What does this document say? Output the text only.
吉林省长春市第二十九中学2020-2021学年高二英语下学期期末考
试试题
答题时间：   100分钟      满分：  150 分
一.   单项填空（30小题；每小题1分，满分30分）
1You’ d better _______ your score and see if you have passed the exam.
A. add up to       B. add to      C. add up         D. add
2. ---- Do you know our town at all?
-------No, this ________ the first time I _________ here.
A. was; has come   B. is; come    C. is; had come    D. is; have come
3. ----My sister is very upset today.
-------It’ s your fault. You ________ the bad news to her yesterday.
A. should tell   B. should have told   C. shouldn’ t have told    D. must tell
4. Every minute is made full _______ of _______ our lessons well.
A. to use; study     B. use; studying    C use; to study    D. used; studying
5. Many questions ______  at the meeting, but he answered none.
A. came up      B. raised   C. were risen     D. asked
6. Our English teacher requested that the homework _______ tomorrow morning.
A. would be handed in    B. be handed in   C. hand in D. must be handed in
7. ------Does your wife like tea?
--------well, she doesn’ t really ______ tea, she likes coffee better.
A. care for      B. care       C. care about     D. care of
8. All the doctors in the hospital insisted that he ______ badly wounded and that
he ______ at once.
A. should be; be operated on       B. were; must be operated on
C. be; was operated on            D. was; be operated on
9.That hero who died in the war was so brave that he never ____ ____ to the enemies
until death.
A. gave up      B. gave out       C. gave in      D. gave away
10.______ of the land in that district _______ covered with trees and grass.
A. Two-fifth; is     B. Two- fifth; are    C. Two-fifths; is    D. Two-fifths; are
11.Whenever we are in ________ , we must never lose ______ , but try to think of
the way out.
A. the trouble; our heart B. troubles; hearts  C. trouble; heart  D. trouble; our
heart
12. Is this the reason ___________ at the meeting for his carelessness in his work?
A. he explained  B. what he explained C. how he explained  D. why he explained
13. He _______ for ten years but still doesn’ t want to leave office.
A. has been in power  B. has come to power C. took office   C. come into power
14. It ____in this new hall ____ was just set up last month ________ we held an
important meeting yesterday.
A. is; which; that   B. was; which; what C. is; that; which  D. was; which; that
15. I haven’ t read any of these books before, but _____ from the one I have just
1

§ **Task goal**
Look through the material above. Copy each line where the word "well" appears.

§ **The reply**
4. Every minute is made full _______ of _______ our lessons well.
--------well, she doesn’ t really ______ tea, she likes coffee better.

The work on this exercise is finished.